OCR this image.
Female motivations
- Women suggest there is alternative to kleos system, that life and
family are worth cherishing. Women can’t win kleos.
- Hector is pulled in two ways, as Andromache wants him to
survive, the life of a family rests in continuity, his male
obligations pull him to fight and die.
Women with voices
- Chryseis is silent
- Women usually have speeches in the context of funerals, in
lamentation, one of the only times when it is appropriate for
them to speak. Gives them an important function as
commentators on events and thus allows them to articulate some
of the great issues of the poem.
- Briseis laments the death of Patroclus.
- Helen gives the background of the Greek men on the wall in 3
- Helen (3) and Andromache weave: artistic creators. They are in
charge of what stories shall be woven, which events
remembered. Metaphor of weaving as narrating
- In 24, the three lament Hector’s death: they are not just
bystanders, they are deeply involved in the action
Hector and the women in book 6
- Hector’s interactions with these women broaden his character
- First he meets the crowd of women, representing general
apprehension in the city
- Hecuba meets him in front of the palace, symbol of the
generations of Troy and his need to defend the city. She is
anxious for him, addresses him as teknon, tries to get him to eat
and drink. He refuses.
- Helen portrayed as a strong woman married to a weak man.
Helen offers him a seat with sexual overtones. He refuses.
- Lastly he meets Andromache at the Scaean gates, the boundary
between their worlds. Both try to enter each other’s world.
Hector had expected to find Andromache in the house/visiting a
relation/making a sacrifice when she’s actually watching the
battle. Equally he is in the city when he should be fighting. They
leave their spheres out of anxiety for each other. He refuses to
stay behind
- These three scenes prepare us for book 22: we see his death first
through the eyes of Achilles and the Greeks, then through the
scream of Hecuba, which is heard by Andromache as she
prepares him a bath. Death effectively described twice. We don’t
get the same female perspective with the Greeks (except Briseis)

------------------------------------------------------------------------

** INSTRUCTIONS FOR THE TASK **
Report how many lines in this data include the string "three", and nothing else.

** SOLVED PROBLEM **
2